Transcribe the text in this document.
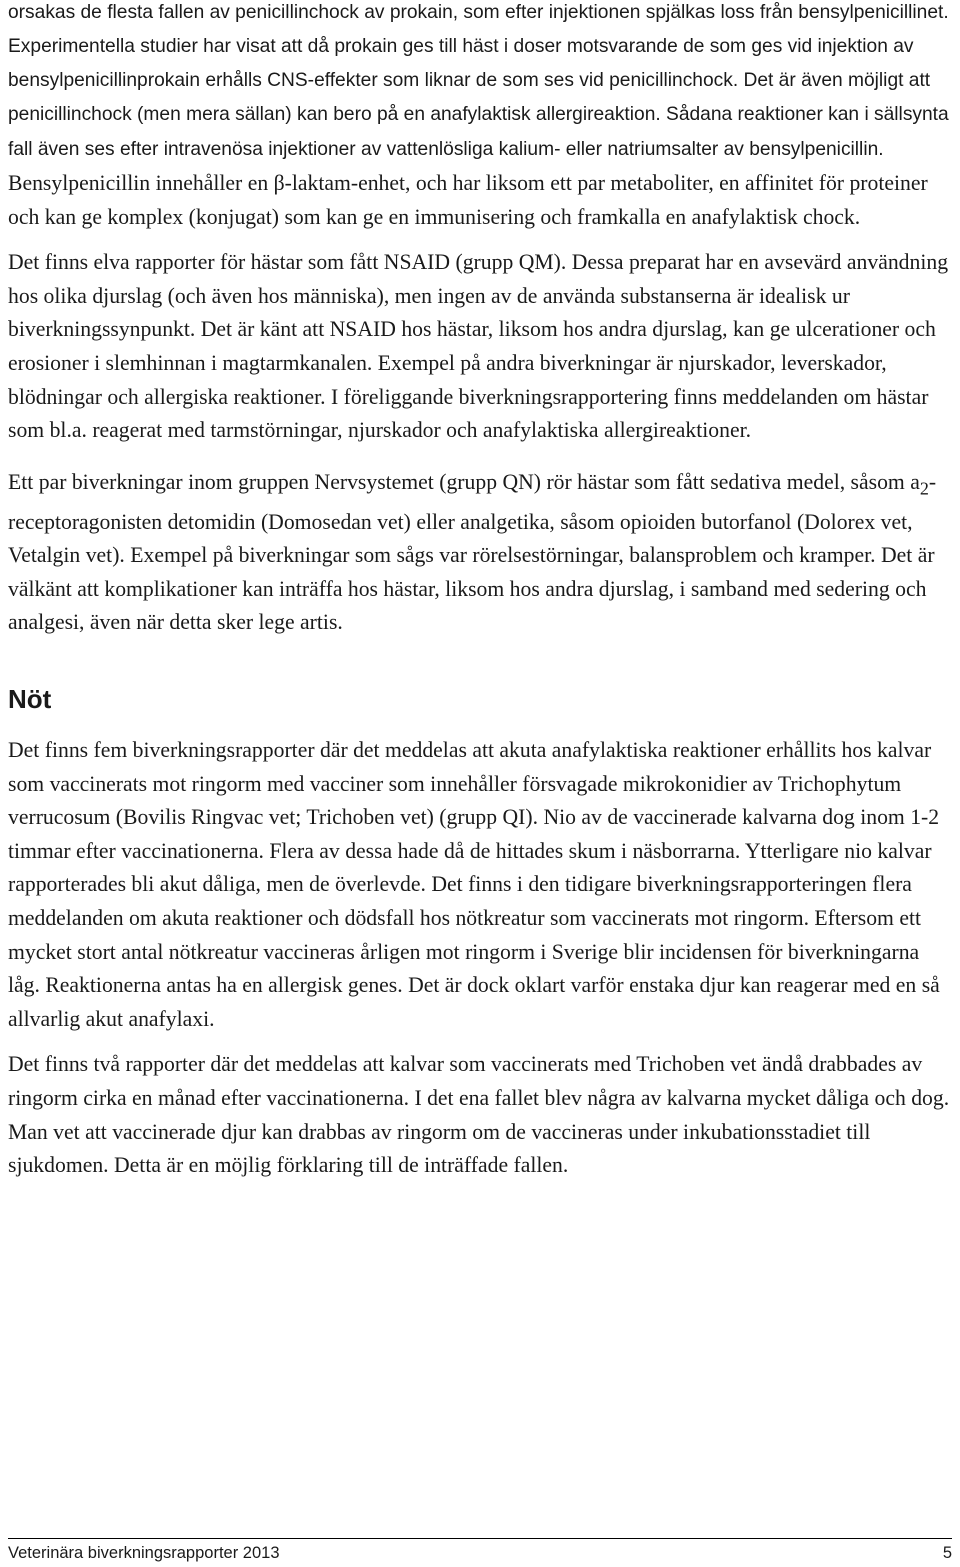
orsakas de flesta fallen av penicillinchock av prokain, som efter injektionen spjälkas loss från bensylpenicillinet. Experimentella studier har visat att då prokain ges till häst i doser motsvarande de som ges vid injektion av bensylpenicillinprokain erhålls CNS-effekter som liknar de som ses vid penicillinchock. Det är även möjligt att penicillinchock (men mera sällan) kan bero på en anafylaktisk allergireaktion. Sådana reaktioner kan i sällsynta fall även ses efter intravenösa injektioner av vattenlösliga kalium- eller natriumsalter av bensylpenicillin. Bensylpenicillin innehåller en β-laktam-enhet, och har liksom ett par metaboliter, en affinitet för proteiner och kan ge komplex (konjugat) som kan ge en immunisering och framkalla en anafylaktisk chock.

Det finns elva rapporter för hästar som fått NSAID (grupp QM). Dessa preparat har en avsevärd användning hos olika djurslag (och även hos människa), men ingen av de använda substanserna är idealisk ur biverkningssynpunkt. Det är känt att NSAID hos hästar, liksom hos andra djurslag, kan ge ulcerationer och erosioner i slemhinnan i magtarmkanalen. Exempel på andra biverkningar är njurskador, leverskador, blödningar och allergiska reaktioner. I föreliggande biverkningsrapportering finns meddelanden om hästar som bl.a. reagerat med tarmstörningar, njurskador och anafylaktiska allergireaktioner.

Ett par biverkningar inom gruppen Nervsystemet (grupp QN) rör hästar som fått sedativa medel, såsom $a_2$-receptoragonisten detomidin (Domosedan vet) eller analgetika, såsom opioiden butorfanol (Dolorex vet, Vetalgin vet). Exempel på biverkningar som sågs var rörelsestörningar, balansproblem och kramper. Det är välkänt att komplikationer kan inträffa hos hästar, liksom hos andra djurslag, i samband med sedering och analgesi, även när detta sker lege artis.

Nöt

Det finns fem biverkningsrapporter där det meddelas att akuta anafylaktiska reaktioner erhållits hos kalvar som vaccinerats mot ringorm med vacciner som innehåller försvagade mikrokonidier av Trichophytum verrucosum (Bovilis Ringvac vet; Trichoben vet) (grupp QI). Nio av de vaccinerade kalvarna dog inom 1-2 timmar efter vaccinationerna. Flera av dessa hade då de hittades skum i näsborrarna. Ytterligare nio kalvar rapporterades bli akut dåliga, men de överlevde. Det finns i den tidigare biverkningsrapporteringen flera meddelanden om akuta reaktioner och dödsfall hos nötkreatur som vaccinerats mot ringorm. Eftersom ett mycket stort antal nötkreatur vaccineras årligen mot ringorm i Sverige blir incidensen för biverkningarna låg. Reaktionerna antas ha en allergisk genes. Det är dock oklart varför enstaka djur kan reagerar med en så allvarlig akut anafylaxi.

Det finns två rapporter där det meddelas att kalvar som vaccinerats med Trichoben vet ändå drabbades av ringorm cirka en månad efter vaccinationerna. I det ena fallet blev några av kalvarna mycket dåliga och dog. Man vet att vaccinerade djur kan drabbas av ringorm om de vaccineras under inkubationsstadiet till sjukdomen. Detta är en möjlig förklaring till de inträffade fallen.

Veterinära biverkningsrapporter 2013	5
-------------------------
## Task item
Using the entries above, return each line in which the word "meddelas" occurs.

## Task response
Det finns fem biverkningsrapporter där det meddelas att akuta anafylaktiska reaktioner erhållits hos kalvar som vaccinerats mot ringorm med vacciner som innehåller försvagade mikrokonidier av Trichophytum verrucosum (Bovilis Ringvac vet; Trichoben vet) (grupp QI). Nio av de vaccinerade kalvarna dog inom 1-2 timmar efter vaccinationerna. Flera av dessa hade då de hittades skum i näsborrarna. Ytterligare nio kalvar rapporterades bli akut dåliga, men de överlevde. Det finns i den tidigare biverkningsrapporteringen flera meddelanden om akuta reaktioner och dödsfall hos nötkreatur som vaccinerats mot ringorm. Eftersom ett mycket stort antal nötkreatur vaccineras årligen mot ringorm i Sverige blir incidensen för biverkningarna låg. Reaktionerna antas ha en allergisk genes. Det är dock oklart varför enstaka djur kan reagerar med en så allvarlig akut anafylaxi.
Det finns två rapporter där det meddelas att kalvar som vaccinerats med Trichoben vet ändå drabbades av ringorm cirka en månad efter vaccinationerna. I det ena fallet blev några av kalvarna mycket dåliga och dog. Man vet att vaccinerade djur kan drabbas av ringorm om de vaccineras under inkubationsstadiet till sjukdomen. Detta är en möjlig förklaring till de inträffade fallen.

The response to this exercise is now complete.